* START *

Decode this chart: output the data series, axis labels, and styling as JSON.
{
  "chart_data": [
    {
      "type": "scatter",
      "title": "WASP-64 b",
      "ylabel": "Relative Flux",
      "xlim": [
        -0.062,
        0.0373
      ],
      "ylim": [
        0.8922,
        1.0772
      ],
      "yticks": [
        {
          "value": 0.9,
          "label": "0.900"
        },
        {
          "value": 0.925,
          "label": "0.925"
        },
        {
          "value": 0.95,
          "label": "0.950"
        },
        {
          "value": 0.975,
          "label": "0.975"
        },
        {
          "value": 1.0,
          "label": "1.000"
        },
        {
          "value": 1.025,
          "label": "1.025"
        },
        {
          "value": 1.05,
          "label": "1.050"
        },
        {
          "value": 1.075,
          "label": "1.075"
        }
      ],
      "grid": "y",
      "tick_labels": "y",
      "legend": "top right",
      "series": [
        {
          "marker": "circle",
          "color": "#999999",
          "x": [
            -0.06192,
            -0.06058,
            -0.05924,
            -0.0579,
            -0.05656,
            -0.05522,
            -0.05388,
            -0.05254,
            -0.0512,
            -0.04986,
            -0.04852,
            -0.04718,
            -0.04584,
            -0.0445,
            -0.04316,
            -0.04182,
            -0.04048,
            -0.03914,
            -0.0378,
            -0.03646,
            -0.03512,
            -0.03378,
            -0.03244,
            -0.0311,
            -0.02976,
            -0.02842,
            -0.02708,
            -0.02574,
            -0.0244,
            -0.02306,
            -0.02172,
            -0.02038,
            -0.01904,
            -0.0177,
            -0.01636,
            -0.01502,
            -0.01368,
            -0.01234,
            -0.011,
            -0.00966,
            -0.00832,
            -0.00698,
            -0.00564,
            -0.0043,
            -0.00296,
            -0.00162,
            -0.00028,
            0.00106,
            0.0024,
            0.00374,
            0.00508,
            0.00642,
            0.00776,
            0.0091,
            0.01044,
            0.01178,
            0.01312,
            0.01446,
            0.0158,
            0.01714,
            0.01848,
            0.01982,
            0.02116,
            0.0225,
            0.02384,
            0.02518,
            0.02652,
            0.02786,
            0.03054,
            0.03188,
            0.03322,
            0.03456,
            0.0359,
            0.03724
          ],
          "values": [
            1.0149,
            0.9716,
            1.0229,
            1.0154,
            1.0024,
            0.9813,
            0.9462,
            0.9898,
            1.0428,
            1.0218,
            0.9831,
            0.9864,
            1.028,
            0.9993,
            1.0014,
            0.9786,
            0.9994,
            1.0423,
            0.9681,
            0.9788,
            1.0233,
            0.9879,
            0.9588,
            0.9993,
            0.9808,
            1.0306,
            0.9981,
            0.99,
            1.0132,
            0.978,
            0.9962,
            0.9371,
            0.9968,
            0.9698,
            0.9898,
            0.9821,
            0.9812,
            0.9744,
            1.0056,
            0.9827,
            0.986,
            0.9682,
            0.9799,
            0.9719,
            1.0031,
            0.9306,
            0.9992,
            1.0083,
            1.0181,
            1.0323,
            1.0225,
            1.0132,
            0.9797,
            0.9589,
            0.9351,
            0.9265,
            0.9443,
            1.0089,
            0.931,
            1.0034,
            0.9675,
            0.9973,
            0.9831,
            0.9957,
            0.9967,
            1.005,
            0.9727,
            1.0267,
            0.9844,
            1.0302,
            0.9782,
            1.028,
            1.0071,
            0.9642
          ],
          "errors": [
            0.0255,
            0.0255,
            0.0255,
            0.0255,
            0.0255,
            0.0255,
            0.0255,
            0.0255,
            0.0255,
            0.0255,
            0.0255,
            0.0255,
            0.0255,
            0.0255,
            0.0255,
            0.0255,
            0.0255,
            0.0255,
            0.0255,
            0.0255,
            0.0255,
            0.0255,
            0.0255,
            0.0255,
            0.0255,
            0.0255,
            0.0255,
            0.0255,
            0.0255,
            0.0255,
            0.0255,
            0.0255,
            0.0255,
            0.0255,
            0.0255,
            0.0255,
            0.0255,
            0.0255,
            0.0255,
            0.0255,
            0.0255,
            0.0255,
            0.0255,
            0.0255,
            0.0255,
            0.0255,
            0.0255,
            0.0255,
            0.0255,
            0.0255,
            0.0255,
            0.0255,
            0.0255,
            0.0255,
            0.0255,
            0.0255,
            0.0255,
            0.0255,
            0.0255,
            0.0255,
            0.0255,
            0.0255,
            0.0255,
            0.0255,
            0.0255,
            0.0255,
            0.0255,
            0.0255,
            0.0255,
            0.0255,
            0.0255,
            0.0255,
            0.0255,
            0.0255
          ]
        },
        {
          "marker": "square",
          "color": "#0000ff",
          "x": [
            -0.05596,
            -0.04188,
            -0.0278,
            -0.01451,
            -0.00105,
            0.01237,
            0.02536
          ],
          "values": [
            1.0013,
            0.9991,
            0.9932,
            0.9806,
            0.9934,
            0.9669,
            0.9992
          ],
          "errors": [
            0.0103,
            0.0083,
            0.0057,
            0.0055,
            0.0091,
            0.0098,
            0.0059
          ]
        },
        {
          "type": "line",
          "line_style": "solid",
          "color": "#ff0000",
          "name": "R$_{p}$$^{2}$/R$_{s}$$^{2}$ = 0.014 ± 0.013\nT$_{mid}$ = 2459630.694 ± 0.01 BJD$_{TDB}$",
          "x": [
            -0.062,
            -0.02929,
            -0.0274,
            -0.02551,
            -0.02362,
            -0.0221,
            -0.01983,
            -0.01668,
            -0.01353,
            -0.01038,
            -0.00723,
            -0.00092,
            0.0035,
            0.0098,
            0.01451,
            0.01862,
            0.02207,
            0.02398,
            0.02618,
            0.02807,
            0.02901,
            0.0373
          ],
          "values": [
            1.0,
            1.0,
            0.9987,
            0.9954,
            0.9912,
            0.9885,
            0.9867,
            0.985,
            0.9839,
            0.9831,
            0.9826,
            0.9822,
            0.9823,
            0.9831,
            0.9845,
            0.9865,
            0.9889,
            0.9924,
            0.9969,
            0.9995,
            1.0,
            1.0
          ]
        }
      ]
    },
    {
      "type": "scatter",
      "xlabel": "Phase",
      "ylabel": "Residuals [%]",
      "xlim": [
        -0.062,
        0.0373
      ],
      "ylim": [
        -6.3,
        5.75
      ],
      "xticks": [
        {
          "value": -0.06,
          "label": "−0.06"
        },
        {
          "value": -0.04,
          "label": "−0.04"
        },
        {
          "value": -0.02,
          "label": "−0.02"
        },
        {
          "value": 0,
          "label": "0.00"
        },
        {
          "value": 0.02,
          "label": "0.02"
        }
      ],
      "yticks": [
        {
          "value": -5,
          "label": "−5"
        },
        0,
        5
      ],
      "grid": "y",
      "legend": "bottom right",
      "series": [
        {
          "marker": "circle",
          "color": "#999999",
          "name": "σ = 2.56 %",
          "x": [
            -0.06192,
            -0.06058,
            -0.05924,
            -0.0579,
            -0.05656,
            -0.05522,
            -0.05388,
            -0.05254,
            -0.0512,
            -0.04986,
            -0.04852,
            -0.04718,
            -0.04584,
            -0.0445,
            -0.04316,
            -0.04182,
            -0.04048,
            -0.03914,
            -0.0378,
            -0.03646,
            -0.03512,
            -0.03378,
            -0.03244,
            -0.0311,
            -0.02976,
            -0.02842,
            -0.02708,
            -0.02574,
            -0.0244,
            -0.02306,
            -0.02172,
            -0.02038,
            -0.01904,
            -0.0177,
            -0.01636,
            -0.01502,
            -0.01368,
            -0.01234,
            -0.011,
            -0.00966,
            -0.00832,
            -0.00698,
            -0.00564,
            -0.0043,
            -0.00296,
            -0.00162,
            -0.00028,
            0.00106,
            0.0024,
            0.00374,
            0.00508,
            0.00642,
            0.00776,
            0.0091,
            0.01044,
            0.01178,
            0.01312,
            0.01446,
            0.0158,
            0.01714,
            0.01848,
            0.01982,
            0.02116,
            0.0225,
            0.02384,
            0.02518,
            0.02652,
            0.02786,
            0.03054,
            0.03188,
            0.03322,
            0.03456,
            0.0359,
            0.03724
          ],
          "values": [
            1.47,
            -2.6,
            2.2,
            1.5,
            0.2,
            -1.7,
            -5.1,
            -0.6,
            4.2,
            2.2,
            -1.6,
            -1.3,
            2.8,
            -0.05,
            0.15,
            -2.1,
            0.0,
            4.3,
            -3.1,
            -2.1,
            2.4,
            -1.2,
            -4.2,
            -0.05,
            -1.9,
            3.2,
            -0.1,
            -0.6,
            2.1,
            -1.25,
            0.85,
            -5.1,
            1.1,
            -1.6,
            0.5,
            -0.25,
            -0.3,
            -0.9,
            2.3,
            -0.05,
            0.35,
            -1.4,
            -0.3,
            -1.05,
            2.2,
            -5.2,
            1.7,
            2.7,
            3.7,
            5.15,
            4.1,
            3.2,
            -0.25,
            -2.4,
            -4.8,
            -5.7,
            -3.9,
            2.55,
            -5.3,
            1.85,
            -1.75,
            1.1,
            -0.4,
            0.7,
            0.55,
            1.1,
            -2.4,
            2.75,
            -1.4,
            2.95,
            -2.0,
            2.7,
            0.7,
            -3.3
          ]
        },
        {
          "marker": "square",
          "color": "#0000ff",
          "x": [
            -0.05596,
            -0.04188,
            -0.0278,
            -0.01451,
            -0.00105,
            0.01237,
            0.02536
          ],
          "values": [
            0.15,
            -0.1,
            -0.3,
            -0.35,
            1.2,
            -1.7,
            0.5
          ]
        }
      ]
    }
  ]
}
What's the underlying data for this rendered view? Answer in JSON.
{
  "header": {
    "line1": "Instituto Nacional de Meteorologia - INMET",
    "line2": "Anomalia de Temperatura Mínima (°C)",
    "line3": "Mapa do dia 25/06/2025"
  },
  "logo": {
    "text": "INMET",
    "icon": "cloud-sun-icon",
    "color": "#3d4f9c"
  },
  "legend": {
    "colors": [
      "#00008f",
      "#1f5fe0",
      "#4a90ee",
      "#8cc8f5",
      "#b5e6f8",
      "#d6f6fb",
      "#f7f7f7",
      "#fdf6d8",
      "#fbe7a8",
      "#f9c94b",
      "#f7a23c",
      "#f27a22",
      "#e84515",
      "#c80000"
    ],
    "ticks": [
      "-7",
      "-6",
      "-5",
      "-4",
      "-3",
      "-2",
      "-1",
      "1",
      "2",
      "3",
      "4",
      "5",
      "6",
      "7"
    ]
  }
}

* END *

REQUIRED TASK =>
Repeat exactly, and only, the lines from the line with "What's the underlying" through the end of the listing above, both ends included.

RESULT OF THIS TASK =>
What's the underlying data for this rendered view? Answer in JSON.
{
  "header": {
    "line1": "Instituto Nacional de Meteorologia - INMET",
    "line2": "Anomalia de Temperatura Mínima (°C)",
    "line3": "Mapa do dia 25/06/2025"
  },
  "logo": {
    "text": "INMET",
    "icon": "cloud-sun-icon",
    "color": "#3d4f9c"
  },
  "legend": {
    "colors": [
      "#00008f",
      "#1f5fe0",
      "#4a90ee",
      "#8cc8f5",
      "#b5e6f8",
      "#d6f6fb",
      "#f7f7f7",
      "#fdf6d8",
      "#fbe7a8",
      "#f9c94b",
      "#f7a23c",
      "#f27a22",
      "#e84515",
      "#c80000"
    ],
    "ticks": [
      "-7",
      "-6",
      "-5",
      "-4",
      "-3",
      "-2",
      "-1",
      "1",
      "2",
      "3",
      "4",
      "5",
      "6",
      "7"
    ]
  }
}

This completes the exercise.